> Dataset records:
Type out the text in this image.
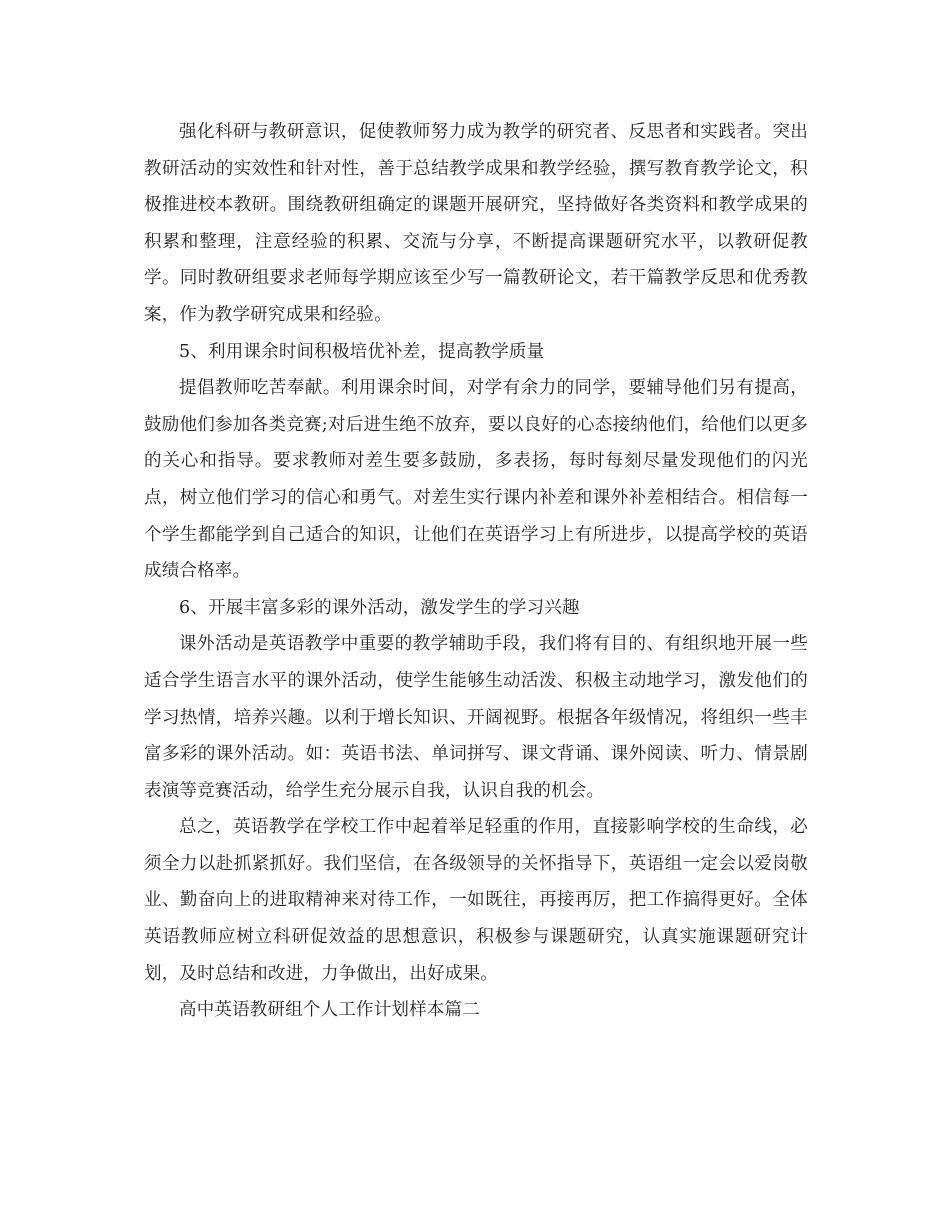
强化科研与教研意识，促使教师努力成为教学的研究者、反思者和实践者。突出教研活动的实效性和针对性，善于总结教学成果和教学经验，撰写教育教学论文，积极推进校本教研。围绕教研组确定的课题开展研究，坚持做好各类资料和教学成果的积累和整理，注意经验的积累、交流与分享，不断提高课题研究水平，以教研促教学。同时教研组要求老师每学期应该至少写一篇教研论文，若干篇教学反思和优秀教案，作为教学研究成果和经验。

5、利用课余时间积极培优补差，提高教学质量

提倡教师吃苦奉献。利用课余时间，对学有余力的同学，要辅导他们另有提高，鼓励他们参加各类竞赛;对后进生绝不放弃，要以良好的心态接纳他们，给他们以更多的关心和指导。要求教师对差生要多鼓励，多表扬，每时每刻尽量发现他们的闪光点，树立他们学习的信心和勇气。对差生实行课内补差和课外补差相结合。相信每一个学生都能学到自己适合的知识，让他们在英语学习上有所进步，以提高学校的英语成绩合格率。

6、开展丰富多彩的课外活动，激发学生的学习兴趣

课外活动是英语教学中重要的教学辅助手段，我们将有目的、有组织地开展一些适合学生语言水平的课外活动，使学生能够生动活泼、积极主动地学习，激发他们的学习热情，培养兴趣。以利于增长知识、开阔视野。根据各年级情况，将组织一些丰富多彩的课外活动。如：英语书法、单词拼写、课文背诵、课外阅读、听力、情景剧表演等竞赛活动，给学生充分展示自我，认识自我的机会。

总之，英语教学在学校工作中起着举足轻重的作用，直接影响学校的生命线，必须全力以赴抓紧抓好。我们坚信，在各级领导的关怀指导下，英语组一定会以爱岗敬业、勤奋向上的进取精神来对待工作，一如既往，再接再厉，把工作搞得更好。全体英语教师应树立科研促效益的思想意识，积极参与课题研究，认真实施课题研究计划，及时总结和改进，力争做出，出好成果。

高中英语教研组个人工作计划样本篇二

> Directions:
Copy all the entries word for word. Omit any pictures.

> Task answer:
Type out the text in this image.
强化科研与教研意识，促使教师努力成为教学的研究者、反思者和实践者。突出教研活动的实效性和针对性，善于总结教学成果和教学经验，撰写教育教学论文，积极推进校本教研。围绕教研组确定的课题开展研究，坚持做好各类资料和教学成果的积累和整理，注意经验的积累、交流与分享，不断提高课题研究水平，以教研促教学。同时教研组要求老师每学期应该至少写一篇教研论文，若干篇教学反思和优秀教案，作为教学研究成果和经验。

5、利用课余时间积极培优补差，提高教学质量

提倡教师吃苦奉献。利用课余时间，对学有余力的同学，要辅导他们另有提高，鼓励他们参加各类竞赛;对后进生绝不放弃，要以良好的心态接纳他们，给他们以更多的关心和指导。要求教师对差生要多鼓励，多表扬，每时每刻尽量发现他们的闪光点，树立他们学习的信心和勇气。对差生实行课内补差和课外补差相结合。相信每一个学生都能学到自己适合的知识，让他们在英语学习上有所进步，以提高学校的英语成绩合格率。

6、开展丰富多彩的课外活动，激发学生的学习兴趣

课外活动是英语教学中重要的教学辅助手段，我们将有目的、有组织地开展一些适合学生语言水平的课外活动，使学生能够生动活泼、积极主动地学习，激发他们的学习热情，培养兴趣。以利于增长知识、开阔视野。根据各年级情况，将组织一些丰富多彩的课外活动。如：英语书法、单词拼写、课文背诵、课外阅读、听力、情景剧表演等竞赛活动，给学生充分展示自我，认识自我的机会。

总之，英语教学在学校工作中起着举足轻重的作用，直接影响学校的生命线，必须全力以赴抓紧抓好。我们坚信，在各级领导的关怀指导下，英语组一定会以爱岗敬业、勤奋向上的进取精神来对待工作，一如既往，再接再厉，把工作搞得更好。全体英语教师应树立科研促效益的思想意识，积极参与课题研究，认真实施课题研究计划，及时总结和改进，力争做出，出好成果。

高中英语教研组个人工作计划样本篇二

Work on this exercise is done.